Exercise instructions ::
Please output the full passage about the dispute over the National Health Insurance word for word.

At the heart of the dispute is whether a single-fund NHI is constitutional, viable, and sustainable. The legal conflict is shaping up to be unlike anything we have seen in this country.
Dr Dumisani Bomela, CEO of HASA
Some legislators argue that the private healthcare sector opposes reform because it is driven by profit and harbours anti-poor sentiments. But no one in the private healthcare sector is opposed to the objectives of the National Health Insurance. We are in favour of healthcare reform that works. There is a crucial difference.
It is a difference dismissed by those determined that only their view matters. The result is that not only has the country spent nearly two decades in a fruitless debate about the NHI, but it appears that those in charge of the healthcare system have prioritised stagnation over progress. When alternatives could have been explored, expert advice considered, research examined, and insights heard, none were.
Instead, constructive dialogue leading to a positive compromise benefiting patients is perceived as a weakness to be denied and overcome. Perspectives have become so entrenched that mutual understanding seems out of reach. Consequently, energy, effort, and resources will be spent in courts rather than on designing solutions.

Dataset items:
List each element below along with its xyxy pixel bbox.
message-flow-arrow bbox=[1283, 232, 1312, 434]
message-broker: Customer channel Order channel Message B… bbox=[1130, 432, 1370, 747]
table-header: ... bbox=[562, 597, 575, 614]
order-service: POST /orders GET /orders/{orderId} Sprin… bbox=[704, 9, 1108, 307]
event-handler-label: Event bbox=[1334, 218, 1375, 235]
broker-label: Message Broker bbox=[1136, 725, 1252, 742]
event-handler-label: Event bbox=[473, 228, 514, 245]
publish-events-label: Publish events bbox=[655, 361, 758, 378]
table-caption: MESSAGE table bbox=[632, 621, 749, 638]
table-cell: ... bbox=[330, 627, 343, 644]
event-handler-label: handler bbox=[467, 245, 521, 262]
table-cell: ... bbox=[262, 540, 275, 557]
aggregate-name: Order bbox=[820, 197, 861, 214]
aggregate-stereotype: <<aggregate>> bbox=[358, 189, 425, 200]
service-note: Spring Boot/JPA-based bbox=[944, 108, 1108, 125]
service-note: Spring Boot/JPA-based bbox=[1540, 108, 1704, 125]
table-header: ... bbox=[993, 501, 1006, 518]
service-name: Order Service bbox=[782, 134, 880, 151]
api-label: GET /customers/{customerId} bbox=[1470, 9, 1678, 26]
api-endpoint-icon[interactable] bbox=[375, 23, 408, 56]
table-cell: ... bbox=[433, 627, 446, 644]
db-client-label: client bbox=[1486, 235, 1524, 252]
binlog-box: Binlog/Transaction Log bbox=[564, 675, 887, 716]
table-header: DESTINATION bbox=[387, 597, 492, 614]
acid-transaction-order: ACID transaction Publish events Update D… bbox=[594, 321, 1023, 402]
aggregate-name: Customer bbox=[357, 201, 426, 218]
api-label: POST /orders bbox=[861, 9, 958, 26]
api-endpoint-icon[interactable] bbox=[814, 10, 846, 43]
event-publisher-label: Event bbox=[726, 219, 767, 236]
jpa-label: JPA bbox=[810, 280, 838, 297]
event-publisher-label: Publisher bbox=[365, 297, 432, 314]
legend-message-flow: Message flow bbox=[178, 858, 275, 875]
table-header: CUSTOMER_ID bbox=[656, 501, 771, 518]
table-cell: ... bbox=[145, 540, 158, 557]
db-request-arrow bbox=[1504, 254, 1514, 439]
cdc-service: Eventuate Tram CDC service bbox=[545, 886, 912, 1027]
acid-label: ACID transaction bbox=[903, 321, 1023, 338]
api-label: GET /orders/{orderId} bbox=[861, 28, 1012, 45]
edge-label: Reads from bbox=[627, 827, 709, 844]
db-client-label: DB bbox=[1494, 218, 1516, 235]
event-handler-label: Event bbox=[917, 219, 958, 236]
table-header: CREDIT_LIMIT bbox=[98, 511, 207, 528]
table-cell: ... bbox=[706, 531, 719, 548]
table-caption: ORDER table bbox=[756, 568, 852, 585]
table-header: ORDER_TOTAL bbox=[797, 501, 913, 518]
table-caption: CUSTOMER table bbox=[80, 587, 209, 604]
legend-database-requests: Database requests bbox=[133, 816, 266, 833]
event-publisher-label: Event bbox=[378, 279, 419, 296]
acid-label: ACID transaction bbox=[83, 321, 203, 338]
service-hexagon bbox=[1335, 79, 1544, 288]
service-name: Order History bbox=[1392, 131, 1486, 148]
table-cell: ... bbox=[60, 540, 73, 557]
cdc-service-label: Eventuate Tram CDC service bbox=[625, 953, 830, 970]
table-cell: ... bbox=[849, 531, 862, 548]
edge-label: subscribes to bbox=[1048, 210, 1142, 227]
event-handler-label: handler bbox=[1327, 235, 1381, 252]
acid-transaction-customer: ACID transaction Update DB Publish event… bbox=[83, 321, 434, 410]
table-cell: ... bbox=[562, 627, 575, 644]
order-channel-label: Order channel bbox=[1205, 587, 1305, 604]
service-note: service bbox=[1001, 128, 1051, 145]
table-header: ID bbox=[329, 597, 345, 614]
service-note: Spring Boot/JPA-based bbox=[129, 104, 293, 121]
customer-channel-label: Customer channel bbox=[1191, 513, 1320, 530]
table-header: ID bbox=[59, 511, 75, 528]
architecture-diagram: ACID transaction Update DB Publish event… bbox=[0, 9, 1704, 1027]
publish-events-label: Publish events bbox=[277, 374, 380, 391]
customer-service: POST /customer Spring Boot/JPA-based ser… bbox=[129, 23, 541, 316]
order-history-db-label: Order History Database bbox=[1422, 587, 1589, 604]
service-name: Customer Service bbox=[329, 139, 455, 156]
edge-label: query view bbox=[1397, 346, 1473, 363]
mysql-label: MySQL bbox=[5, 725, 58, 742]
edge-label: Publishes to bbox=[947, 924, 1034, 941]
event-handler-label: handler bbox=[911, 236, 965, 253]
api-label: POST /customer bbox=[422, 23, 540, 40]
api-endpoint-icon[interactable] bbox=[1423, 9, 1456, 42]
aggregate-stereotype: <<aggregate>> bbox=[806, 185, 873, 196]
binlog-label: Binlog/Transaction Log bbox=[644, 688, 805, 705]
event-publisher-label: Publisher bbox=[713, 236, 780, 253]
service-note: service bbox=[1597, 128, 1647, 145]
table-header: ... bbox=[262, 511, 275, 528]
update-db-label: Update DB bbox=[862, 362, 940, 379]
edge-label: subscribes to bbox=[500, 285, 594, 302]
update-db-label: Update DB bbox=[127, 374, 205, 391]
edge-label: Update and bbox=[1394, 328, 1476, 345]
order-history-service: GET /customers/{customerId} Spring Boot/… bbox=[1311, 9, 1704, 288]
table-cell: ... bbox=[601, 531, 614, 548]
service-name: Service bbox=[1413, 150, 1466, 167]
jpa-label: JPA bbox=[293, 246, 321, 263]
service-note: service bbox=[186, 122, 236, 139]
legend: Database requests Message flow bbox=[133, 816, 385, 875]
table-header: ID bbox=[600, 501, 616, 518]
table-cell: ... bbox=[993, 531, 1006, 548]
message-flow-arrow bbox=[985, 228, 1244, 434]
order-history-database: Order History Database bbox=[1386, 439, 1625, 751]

Expected answer ::
At the heart of the dispute is whether a single-fund NHI is constitutional, viable, and sustainable. The legal conflict is shaping up to be unlike anything we have seen in this country.
Dr Dumisani Bomela, CEO of HASA
Some legislators argue that the private healthcare sector opposes reform because it is driven by profit and harbours anti-poor sentiments. But no one in the private healthcare sector is opposed to the objectives of the National Health Insurance. We are in favour of healthcare reform that works. There is a crucial difference.
It is a difference dismissed by those determined that only their view matters. The result is that not only has the country spent nearly two decades in a fruitless debate about the NHI, but it appears that those in charge of the healthcare system have prioritised stagnation over progress. When alternatives could have been explored, expert advice considered, research examined, and insights heard, none were.
Instead, constructive dialogue leading to a positive compromise benefiting patients is perceived as a weakness to be denied and overcome. Perspectives have become so entrenched that mutual understanding seems out of reach. Consequently, energy, effort, and resources will be spent in courts rather than on designing solutions.